> _Directions_:
Copy whichever lines contain the string "disable".

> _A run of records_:
+===+

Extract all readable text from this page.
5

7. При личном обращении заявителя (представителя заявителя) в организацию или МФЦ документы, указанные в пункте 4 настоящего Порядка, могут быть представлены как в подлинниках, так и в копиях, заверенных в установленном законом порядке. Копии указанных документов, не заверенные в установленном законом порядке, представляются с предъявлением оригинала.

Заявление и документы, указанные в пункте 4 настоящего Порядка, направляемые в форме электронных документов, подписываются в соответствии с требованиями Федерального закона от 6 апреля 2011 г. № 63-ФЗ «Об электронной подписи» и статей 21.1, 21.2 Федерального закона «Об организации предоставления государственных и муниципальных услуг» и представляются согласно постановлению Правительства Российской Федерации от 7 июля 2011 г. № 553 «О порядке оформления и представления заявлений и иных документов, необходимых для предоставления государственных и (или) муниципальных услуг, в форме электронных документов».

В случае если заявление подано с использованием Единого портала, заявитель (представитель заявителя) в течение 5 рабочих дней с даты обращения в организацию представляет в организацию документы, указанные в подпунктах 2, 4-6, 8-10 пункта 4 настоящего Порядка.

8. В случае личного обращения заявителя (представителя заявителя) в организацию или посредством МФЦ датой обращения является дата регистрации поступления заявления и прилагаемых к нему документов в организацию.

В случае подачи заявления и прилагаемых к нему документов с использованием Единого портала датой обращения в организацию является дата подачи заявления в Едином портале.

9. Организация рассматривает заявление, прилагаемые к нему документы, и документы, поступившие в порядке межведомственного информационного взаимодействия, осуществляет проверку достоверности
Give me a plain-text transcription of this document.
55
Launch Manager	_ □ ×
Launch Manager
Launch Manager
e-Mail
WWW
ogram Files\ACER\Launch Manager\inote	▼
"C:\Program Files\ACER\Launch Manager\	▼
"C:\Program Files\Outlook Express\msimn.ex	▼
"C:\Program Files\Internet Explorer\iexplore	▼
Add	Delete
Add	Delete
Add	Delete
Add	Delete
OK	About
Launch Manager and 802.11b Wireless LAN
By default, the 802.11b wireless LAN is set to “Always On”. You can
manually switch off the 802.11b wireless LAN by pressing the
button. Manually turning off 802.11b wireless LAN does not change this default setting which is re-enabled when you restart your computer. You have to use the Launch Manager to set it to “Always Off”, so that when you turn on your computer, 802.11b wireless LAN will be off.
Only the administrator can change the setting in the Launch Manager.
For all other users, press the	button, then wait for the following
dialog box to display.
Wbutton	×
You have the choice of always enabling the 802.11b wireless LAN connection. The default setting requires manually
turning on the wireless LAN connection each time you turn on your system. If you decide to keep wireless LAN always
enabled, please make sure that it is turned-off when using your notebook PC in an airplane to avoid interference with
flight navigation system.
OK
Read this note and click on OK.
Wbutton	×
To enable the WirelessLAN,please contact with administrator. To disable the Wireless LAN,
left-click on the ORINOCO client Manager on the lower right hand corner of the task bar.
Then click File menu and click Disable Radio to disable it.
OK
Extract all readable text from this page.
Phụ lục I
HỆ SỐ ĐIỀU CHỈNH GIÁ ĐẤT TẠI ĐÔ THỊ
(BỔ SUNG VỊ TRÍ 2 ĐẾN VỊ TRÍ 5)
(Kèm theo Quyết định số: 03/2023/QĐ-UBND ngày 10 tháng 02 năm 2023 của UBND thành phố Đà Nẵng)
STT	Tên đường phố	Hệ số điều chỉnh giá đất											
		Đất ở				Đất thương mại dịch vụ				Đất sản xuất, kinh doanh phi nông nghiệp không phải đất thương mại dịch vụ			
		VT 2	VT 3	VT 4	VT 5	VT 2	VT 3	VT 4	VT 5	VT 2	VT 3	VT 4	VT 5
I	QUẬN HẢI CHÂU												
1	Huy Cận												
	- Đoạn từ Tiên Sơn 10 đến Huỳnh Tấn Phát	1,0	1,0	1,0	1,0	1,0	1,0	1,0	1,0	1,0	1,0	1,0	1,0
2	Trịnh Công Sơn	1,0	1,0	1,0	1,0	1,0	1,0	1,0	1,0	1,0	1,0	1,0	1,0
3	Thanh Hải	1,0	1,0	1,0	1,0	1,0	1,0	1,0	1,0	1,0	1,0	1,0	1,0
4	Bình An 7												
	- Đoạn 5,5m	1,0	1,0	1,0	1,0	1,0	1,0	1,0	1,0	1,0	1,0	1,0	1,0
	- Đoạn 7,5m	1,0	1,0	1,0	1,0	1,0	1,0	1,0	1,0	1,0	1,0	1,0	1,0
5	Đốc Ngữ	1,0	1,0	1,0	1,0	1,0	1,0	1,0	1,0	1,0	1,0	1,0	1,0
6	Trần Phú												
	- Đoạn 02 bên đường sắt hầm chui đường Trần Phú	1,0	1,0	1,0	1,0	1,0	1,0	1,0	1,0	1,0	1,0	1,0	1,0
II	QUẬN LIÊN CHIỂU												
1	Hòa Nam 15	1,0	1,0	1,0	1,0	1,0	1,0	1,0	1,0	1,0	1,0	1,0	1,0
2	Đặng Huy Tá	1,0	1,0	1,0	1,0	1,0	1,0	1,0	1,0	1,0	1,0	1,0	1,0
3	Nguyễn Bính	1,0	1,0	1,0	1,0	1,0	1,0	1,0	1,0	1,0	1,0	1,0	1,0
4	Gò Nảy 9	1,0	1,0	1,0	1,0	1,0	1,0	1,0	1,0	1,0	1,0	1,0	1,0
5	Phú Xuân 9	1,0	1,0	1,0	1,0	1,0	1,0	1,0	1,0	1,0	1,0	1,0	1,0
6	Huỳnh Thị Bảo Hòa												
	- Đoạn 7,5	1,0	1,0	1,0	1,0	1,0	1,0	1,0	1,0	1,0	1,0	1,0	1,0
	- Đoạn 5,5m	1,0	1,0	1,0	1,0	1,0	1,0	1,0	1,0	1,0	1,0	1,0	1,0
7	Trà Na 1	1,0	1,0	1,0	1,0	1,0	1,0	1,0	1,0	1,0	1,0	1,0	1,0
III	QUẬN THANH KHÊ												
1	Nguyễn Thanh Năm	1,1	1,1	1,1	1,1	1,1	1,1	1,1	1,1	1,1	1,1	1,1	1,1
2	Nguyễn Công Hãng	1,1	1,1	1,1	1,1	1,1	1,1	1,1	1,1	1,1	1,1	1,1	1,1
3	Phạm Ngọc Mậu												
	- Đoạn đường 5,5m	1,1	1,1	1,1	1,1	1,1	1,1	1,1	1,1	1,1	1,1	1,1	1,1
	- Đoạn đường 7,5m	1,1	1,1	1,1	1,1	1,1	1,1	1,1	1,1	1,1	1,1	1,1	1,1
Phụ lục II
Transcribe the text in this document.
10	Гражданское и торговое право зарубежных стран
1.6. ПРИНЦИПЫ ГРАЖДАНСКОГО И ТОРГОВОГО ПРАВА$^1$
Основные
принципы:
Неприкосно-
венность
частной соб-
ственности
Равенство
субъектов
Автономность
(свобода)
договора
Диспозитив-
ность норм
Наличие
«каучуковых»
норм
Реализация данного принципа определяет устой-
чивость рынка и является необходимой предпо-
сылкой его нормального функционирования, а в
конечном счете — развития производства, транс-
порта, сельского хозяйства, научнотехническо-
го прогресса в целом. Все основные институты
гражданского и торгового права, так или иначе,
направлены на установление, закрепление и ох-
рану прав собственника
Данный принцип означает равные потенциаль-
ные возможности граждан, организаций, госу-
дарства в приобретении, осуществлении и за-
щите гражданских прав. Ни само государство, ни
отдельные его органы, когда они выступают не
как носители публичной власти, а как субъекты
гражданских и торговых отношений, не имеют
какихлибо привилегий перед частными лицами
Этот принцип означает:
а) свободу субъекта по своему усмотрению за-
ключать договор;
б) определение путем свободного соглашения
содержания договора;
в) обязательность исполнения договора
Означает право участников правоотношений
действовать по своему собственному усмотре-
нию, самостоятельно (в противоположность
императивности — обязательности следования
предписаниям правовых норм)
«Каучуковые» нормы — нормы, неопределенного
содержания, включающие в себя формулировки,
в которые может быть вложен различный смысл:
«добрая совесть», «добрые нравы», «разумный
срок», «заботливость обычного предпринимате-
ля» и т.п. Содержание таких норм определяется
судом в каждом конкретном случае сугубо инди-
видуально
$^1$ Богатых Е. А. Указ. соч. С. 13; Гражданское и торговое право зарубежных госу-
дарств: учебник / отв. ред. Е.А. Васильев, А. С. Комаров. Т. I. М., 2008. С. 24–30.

+===+

> _Exercise response_:
To enable the WirelessLAN,please contact with administrator. To disable the Wireless LAN,
Then click File menu and click Disable Radio to disable it.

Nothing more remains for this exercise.